→ **Your goal**: Only a number is wanted. Count the lines holding the string "this".

▼

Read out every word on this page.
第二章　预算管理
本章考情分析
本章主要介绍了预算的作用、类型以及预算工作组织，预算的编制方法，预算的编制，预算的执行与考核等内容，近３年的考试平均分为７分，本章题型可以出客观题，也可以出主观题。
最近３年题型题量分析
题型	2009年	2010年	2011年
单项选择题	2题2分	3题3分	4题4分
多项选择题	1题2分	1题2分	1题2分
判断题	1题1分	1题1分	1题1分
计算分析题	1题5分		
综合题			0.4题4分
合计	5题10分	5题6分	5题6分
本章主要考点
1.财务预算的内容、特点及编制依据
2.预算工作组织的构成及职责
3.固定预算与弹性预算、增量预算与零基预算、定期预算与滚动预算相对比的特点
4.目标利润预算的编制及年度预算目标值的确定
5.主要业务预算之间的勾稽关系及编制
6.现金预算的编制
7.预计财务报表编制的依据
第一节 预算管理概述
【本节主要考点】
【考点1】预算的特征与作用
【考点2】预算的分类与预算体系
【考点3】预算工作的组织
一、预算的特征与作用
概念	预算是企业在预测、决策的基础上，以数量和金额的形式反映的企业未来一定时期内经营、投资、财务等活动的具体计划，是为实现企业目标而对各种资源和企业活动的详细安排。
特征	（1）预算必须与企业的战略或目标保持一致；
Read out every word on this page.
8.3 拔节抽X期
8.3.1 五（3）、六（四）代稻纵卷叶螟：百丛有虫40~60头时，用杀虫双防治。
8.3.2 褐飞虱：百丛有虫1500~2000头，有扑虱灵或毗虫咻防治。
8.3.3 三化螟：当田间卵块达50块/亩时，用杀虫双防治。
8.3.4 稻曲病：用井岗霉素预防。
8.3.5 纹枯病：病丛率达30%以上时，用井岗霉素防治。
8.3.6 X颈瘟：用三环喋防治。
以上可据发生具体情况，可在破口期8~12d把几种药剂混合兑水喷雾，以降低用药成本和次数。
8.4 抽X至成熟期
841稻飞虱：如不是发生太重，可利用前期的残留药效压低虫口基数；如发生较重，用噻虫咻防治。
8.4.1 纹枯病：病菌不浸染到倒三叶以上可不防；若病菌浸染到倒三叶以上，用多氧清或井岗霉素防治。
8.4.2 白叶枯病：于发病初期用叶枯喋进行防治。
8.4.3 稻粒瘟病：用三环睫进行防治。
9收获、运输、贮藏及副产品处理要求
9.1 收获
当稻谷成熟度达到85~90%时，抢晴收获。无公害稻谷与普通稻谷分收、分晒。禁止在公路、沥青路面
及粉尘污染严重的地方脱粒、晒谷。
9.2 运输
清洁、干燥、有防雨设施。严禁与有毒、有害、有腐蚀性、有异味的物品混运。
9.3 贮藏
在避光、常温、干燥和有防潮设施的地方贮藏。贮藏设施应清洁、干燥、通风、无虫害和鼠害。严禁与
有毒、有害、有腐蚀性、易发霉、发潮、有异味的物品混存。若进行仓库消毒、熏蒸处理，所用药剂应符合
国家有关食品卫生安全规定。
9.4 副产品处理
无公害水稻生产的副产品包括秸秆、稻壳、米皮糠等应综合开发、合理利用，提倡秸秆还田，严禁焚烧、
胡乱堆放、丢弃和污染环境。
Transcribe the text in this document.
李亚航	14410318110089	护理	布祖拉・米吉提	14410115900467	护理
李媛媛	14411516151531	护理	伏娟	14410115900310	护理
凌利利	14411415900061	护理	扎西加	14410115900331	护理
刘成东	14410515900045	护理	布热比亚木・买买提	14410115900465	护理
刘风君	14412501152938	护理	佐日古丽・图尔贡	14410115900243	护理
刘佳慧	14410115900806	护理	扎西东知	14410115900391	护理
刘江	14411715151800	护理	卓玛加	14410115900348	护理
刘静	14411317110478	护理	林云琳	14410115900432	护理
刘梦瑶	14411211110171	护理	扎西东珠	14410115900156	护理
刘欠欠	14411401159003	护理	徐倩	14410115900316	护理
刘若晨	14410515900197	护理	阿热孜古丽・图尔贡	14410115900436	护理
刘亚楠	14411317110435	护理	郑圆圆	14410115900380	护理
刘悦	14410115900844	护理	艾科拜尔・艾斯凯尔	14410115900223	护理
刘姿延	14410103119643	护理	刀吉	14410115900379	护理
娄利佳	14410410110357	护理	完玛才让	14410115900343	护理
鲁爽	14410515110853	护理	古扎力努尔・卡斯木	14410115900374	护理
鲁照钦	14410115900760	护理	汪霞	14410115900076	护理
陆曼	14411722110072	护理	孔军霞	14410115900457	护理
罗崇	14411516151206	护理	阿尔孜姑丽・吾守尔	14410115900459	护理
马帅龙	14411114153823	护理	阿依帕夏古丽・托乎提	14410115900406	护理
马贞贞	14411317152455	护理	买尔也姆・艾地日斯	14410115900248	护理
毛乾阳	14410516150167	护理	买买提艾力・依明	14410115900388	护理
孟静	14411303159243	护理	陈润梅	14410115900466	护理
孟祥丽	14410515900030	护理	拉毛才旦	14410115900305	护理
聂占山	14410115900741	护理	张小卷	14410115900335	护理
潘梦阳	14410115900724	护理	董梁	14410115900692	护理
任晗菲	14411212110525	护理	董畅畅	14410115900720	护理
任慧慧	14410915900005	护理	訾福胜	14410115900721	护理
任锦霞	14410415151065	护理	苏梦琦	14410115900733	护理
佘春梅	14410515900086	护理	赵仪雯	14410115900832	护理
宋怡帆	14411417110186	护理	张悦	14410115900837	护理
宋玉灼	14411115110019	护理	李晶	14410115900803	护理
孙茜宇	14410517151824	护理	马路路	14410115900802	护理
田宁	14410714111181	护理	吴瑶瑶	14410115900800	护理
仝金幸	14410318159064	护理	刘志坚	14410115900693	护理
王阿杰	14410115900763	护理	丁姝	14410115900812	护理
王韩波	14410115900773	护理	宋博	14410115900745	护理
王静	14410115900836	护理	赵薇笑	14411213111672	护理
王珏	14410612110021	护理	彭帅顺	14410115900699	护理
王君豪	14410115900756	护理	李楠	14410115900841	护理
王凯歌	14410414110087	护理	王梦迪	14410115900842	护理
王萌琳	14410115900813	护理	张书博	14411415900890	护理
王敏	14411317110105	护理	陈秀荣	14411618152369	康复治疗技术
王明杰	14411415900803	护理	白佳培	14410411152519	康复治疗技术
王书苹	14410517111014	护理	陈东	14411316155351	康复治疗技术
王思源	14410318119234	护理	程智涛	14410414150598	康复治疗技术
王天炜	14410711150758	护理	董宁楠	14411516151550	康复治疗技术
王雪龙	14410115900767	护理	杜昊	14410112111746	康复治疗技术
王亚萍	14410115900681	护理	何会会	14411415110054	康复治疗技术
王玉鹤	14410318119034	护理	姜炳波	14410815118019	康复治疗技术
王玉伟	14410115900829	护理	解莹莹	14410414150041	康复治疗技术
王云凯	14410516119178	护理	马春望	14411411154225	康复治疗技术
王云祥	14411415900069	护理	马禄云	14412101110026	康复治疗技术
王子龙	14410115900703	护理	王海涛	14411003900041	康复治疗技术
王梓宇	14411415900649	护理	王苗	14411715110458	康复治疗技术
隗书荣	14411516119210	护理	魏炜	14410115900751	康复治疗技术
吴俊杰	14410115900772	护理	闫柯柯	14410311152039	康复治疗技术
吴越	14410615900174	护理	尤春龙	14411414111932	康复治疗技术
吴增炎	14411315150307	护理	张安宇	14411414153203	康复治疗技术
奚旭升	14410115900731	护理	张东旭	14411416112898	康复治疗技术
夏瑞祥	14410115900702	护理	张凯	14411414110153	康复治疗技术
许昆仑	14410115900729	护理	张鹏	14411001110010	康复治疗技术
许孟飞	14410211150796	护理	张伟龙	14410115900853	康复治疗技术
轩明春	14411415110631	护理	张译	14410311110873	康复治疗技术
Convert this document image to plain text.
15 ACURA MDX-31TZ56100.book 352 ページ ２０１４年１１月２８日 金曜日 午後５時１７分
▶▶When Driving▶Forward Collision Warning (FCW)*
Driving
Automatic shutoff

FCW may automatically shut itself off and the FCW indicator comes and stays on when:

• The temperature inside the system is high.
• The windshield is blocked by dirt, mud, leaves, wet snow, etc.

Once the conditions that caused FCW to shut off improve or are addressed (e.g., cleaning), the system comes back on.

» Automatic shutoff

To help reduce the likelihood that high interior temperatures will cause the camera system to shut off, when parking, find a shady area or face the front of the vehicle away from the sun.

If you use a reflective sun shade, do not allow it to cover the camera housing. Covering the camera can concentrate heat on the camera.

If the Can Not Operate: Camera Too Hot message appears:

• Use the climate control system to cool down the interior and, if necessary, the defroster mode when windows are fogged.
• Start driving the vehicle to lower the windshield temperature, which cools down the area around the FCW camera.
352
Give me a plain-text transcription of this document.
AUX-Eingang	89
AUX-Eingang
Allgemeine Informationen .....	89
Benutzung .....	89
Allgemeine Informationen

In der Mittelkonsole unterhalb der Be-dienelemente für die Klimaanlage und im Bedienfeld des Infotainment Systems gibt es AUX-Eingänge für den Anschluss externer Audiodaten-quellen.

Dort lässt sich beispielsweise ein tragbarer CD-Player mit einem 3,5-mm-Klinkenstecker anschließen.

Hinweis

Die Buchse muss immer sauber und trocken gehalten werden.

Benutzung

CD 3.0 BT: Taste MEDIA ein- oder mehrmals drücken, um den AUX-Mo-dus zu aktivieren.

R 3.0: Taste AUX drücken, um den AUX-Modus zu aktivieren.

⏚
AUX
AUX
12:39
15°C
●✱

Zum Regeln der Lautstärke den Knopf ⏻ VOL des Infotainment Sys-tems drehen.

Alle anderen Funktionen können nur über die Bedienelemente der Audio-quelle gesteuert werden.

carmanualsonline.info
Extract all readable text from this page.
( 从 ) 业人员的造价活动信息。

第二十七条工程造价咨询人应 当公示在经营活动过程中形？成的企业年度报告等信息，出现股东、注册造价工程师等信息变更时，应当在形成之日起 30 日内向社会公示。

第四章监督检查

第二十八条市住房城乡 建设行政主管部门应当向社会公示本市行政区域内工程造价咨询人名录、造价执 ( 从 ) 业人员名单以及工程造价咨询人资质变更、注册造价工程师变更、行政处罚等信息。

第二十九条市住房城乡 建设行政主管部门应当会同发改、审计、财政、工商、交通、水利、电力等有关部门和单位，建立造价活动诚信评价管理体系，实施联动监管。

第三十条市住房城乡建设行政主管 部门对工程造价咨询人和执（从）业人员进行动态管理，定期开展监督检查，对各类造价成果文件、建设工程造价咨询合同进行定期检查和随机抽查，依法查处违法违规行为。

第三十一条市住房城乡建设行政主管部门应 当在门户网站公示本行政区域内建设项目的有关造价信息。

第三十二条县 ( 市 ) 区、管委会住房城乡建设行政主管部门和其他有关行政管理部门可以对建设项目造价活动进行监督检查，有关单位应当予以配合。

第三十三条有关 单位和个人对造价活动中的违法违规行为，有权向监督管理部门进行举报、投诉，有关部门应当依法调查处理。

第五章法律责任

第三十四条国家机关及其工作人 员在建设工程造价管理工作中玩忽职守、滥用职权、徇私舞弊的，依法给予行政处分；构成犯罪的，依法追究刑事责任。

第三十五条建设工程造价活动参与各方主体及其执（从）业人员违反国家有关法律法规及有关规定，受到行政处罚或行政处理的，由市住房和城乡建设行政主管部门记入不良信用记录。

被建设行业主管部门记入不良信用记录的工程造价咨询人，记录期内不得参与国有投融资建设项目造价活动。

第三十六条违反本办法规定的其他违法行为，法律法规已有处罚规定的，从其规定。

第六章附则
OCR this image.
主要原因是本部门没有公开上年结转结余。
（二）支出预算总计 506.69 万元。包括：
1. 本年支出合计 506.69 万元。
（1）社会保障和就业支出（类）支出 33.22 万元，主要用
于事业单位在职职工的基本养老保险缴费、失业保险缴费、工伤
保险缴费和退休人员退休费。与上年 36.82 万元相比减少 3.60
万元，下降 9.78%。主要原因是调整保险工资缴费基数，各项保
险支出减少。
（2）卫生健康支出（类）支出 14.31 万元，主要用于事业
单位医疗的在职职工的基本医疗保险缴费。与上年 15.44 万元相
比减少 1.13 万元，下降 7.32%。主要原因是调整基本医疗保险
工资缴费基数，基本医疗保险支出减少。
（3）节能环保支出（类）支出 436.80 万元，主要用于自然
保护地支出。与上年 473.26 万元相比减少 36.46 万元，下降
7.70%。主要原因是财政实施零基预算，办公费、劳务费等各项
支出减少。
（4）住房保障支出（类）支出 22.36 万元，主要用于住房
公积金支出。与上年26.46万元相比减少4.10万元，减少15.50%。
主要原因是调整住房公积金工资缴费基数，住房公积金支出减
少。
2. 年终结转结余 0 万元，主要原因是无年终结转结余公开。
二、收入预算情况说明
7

▲

→ **Reply to the task**: 7